══ INFORMATION SHOWN
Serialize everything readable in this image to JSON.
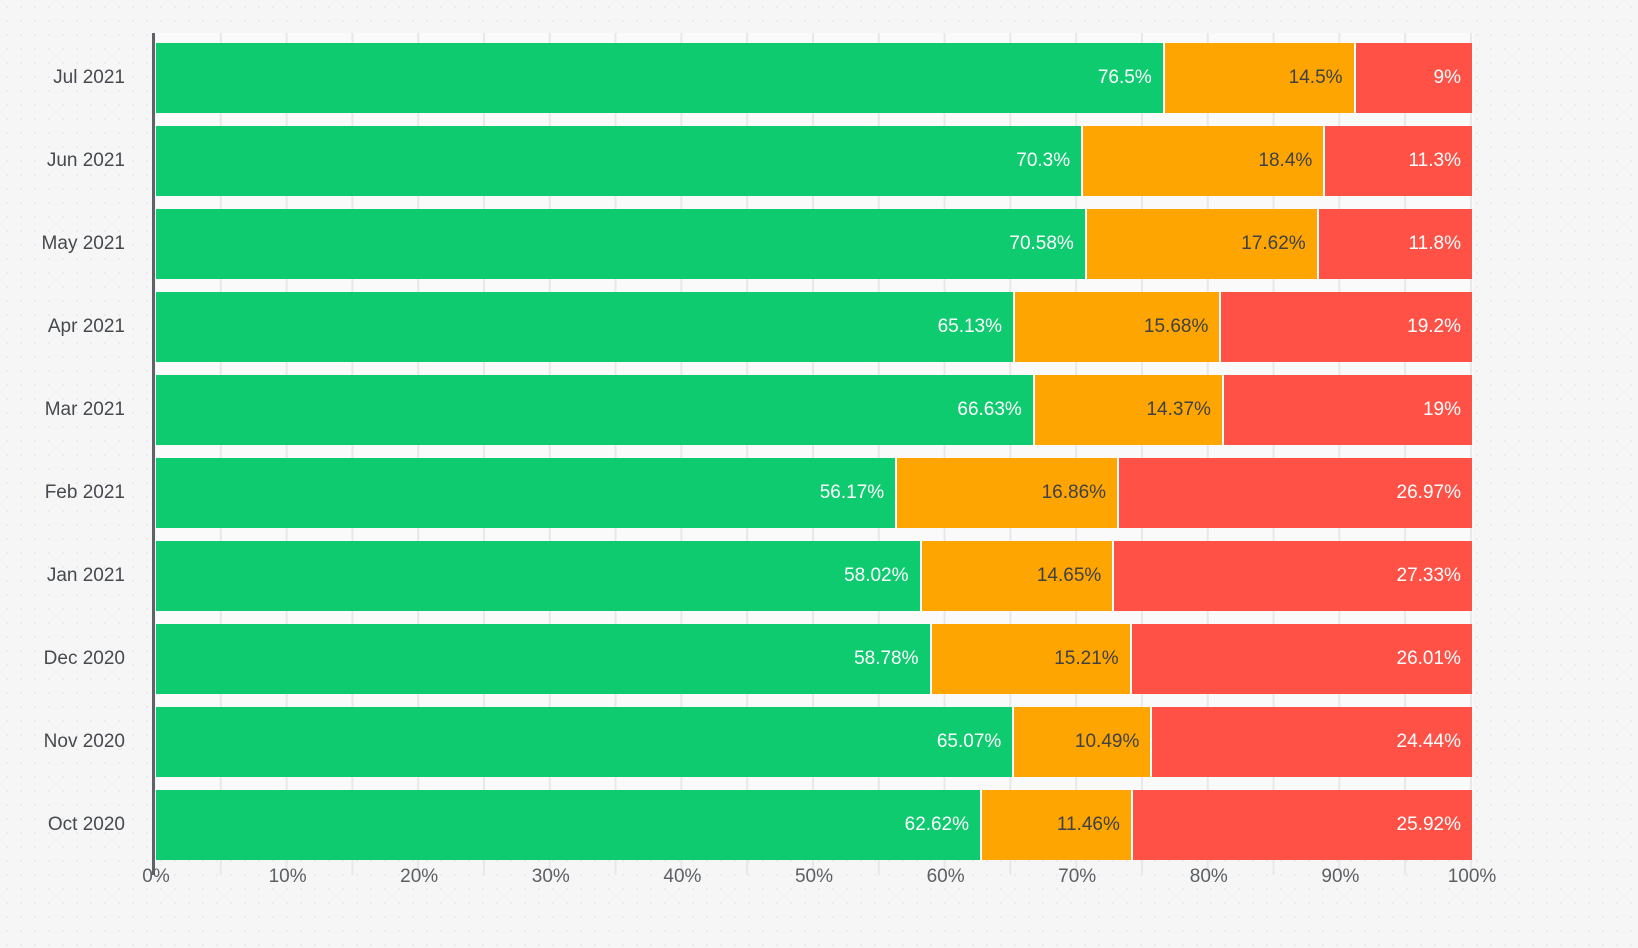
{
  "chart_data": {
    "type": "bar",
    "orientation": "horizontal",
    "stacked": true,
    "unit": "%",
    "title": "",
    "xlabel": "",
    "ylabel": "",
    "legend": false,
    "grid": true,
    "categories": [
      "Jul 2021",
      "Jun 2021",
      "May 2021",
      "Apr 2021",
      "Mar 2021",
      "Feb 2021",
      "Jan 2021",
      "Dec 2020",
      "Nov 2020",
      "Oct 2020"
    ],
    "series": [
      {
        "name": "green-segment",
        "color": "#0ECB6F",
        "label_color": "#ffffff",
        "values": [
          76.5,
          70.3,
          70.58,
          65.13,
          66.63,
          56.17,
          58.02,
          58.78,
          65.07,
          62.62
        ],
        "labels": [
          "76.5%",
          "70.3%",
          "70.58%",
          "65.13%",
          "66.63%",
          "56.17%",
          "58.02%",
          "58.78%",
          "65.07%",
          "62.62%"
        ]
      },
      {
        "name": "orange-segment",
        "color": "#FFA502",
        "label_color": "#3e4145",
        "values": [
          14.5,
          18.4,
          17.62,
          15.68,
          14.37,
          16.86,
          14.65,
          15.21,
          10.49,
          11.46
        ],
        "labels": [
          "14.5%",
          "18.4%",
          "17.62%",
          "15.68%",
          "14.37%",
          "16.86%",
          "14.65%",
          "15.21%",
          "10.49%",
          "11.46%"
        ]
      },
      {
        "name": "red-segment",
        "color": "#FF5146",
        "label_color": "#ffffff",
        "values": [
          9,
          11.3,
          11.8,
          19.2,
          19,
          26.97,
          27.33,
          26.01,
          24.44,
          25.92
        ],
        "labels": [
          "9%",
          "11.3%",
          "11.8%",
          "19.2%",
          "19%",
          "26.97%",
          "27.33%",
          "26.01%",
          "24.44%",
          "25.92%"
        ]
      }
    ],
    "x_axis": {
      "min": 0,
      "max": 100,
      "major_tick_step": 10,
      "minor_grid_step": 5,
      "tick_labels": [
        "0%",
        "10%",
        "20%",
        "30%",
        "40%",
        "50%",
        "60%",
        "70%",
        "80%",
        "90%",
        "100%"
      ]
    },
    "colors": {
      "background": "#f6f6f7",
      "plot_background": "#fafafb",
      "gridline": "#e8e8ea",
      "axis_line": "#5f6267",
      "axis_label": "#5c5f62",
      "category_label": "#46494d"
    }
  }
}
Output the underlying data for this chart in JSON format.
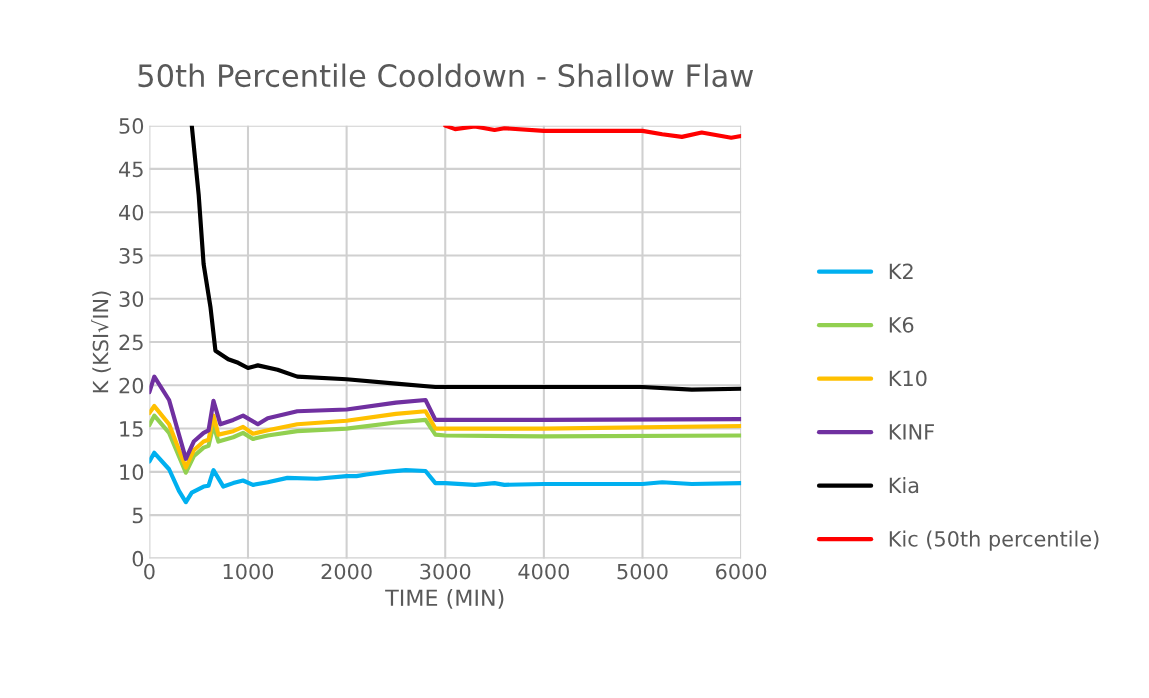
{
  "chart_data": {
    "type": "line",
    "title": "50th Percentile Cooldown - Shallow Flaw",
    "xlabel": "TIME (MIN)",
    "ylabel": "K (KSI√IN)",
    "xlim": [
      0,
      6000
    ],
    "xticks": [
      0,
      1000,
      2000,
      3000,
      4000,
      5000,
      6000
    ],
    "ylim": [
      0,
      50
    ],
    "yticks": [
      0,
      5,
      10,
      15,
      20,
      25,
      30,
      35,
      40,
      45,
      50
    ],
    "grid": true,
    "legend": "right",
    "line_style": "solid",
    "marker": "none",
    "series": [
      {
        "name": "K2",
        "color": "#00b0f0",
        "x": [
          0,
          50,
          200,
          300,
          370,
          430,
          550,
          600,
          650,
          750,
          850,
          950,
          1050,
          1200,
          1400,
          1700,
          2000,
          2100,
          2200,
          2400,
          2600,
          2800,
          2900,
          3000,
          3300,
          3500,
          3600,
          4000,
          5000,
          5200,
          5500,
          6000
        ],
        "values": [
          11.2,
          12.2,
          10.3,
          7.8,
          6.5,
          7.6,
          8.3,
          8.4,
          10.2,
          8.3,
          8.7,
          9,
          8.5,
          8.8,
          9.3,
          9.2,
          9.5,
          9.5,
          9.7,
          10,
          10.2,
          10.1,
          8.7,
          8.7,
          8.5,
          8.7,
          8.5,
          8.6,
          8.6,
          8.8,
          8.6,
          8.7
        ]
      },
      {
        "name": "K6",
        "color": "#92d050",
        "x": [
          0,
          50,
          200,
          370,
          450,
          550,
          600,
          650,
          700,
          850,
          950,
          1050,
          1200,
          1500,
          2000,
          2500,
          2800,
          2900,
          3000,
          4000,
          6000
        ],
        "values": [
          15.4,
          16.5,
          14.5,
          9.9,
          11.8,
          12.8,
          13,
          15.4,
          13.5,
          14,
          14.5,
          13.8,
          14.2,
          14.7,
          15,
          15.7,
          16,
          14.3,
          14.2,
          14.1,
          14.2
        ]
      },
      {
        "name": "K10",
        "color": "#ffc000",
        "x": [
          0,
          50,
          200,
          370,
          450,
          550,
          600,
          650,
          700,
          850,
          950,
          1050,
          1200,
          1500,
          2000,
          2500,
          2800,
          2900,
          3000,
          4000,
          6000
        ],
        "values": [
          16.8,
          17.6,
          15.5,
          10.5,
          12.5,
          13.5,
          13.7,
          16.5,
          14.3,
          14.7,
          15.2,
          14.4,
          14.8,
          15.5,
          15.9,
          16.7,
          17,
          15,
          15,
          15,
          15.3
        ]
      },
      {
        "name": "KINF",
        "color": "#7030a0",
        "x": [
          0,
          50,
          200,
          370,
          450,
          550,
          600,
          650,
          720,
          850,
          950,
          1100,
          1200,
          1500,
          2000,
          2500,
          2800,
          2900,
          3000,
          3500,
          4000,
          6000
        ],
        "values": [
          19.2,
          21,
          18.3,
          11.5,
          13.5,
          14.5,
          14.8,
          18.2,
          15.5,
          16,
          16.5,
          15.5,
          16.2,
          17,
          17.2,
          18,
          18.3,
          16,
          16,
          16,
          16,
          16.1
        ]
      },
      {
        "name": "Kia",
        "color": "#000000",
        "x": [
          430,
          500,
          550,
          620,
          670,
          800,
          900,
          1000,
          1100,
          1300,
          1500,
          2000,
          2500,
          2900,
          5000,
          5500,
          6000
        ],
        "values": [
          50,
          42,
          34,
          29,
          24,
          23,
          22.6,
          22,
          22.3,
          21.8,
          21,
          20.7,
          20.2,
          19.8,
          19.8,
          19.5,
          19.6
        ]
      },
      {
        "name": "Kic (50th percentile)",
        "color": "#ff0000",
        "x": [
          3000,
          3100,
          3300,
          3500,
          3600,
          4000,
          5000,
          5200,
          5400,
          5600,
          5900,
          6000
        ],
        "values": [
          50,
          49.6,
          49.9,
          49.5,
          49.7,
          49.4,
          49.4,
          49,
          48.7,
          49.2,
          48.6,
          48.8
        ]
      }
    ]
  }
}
════
Repeat each line of the records above exactly, but do not copy the pictures.

Serialize everything readable in this image to JSON.
{
  "chart_data": {
    "type": "bar",
    "orientation": "horizontal",
    "stacked": true,
    "unit": "%",
    "title": "",
    "xlabel": "",
    "ylabel": "",
    "legend": false,
    "grid": true,
    "categories": [
      "Jul 2021",
      "Jun 2021",
      "May 2021",
      "Apr 2021",
      "Mar 2021",
      "Feb 2021",
      "Jan 2021",
      "Dec 2020",
      "Nov 2020",
      "Oct 2020"
    ],
    "series": [
      {
        "name": "green-segment",
        "color": "#0ECB6F",
        "label_color": "#ffffff",
        "values": [
          76.5,
          70.3,
          70.58,
          65.13,
          66.63,
          56.17,
          58.02,
          58.78,
          65.07,
          62.62
        ],
        "labels": [
          "76.5%",
          "70.3%",
          "70.58%",
          "65.13%",
          "66.63%",
          "56.17%",
          "58.02%",
          "58.78%",
          "65.07%",
          "62.62%"
        ]
      },
      {
        "name": "orange-segment",
        "color": "#FFA502",
        "label_color": "#3e4145",
        "values": [
          14.5,
          18.4,
          17.62,
          15.68,
          14.37,
          16.86,
          14.65,
          15.21,
          10.49,
          11.46
        ],
        "labels": [
          "14.5%",
          "18.4%",
          "17.62%",
          "15.68%",
          "14.37%",
          "16.86%",
          "14.65%",
          "15.21%",
          "10.49%",
          "11.46%"
        ]
      },
      {
        "name": "red-segment",
        "color": "#FF5146",
        "label_color": "#ffffff",
        "values": [
          9,
          11.3,
          11.8,
          19.2,
          19,
          26.97,
          27.33,
          26.01,
          24.44,
          25.92
        ],
        "labels": [
          "9%",
          "11.3%",
          "11.8%",
          "19.2%",
          "19%",
          "26.97%",
          "27.33%",
          "26.01%",
          "24.44%",
          "25.92%"
        ]
      }
    ],
    "x_axis": {
      "min": 0,
      "max": 100,
      "major_tick_step": 10,
      "minor_grid_step": 5,
      "tick_labels": [
        "0%",
        "10%",
        "20%",
        "30%",
        "40%",
        "50%",
        "60%",
        "70%",
        "80%",
        "90%",
        "100%"
      ]
    },
    "colors": {
      "background": "#f6f6f7",
      "plot_background": "#fafafb",
      "gridline": "#e8e8ea",
      "axis_line": "#5f6267",
      "axis_label": "#5c5f62",
      "category_label": "#46494d"
    }
  }
}
Output the underlying data for this chart in JSON format.
{
  "chart_data": {
    "type": "line",
    "title": "50th Percentile Cooldown - Shallow Flaw",
    "xlabel": "TIME (MIN)",
    "ylabel": "K (KSI√IN)",
    "xlim": [
      0,
      6000
    ],
    "xticks": [
      0,
      1000,
      2000,
      3000,
      4000,
      5000,
      6000
    ],
    "ylim": [
      0,
      50
    ],
    "yticks": [
      0,
      5,
      10,
      15,
      20,
      25,
      30,
      35,
      40,
      45,
      50
    ],
    "grid": true,
    "legend": "right",
    "line_style": "solid",
    "marker": "none",
    "series": [
      {
        "name": "K2",
        "color": "#00b0f0",
        "x": [
          0,
          50,
          200,
          300,
          370,
          430,
          550,
          600,
          650,
          750,
          850,
          950,
          1050,
          1200,
          1400,
          1700,
          2000,
          2100,
          2200,
          2400,
          2600,
          2800,
          2900,
          3000,
          3300,
          3500,
          3600,
          4000,
          5000,
          5200,
          5500,
          6000
        ],
        "values": [
          11.2,
          12.2,
          10.3,
          7.8,
          6.5,
          7.6,
          8.3,
          8.4,
          10.2,
          8.3,
          8.7,
          9,
          8.5,
          8.8,
          9.3,
          9.2,
          9.5,
          9.5,
          9.7,
          10,
          10.2,
          10.1,
          8.7,
          8.7,
          8.5,
          8.7,
          8.5,
          8.6,
          8.6,
          8.8,
          8.6,
          8.7
        ]
      },
      {
        "name": "K6",
        "color": "#92d050",
        "x": [
          0,
          50,
          200,
          370,
          450,
          550,
          600,
          650,
          700,
          850,
          950,
          1050,
          1200,
          1500,
          2000,
          2500,
          2800,
          2900,
          3000,
          4000,
          6000
        ],
        "values": [
          15.4,
          16.5,
          14.5,
          9.9,
          11.8,
          12.8,
          13,
          15.4,
          13.5,
          14,
          14.5,
          13.8,
          14.2,
          14.7,
          15,
          15.7,
          16,
          14.3,
          14.2,
          14.1,
          14.2
        ]
      },
      {
        "name": "K10",
        "color": "#ffc000",
        "x": [
          0,
          50,
          200,
          370,
          450,
          550,
          600,
          650,
          700,
          850,
          950,
          1050,
          1200,
          1500,
          2000,
          2500,
          2800,
          2900,
          3000,
          4000,
          6000
        ],
        "values": [
          16.8,
          17.6,
          15.5,
          10.5,
          12.5,
          13.5,
          13.7,
          16.5,
          14.3,
          14.7,
          15.2,
          14.4,
          14.8,
          15.5,
          15.9,
          16.7,
          17,
          15,
          15,
          15,
          15.3
        ]
      },
      {
        "name": "KINF",
        "color": "#7030a0",
        "x": [
          0,
          50,
          200,
          370,
          450,
          550,
          600,
          650,
          720,
          850,
          950,
          1100,
          1200,
          1500,
          2000,
          2500,
          2800,
          2900,
          3000,
          3500,
          4000,
          6000
        ],
        "values": [
          19.2,
          21,
          18.3,
          11.5,
          13.5,
          14.5,
          14.8,
          18.2,
          15.5,
          16,
          16.5,
          15.5,
          16.2,
          17,
          17.2,
          18,
          18.3,
          16,
          16,
          16,
          16,
          16.1
        ]
      },
      {
        "name": "Kia",
        "color": "#000000",
        "x": [
          430,
          500,
          550,
          620,
          670,
          800,
          900,
          1000,
          1100,
          1300,
          1500,
          2000,
          2500,
          2900,
          5000,
          5500,
          6000
        ],
        "values": [
          50,
          42,
          34,
          29,
          24,
          23,
          22.6,
          22,
          22.3,
          21.8,
          21,
          20.7,
          20.2,
          19.8,
          19.8,
          19.5,
          19.6
        ]
      },
      {
        "name": "Kic (50th percentile)",
        "color": "#ff0000",
        "x": [
          3000,
          3100,
          3300,
          3500,
          3600,
          4000,
          5000,
          5200,
          5400,
          5600,
          5900,
          6000
        ],
        "values": [
          50,
          49.6,
          49.9,
          49.5,
          49.7,
          49.4,
          49.4,
          49,
          48.7,
          49.2,
          48.6,
          48.8
        ]
      }
    ]
  }
}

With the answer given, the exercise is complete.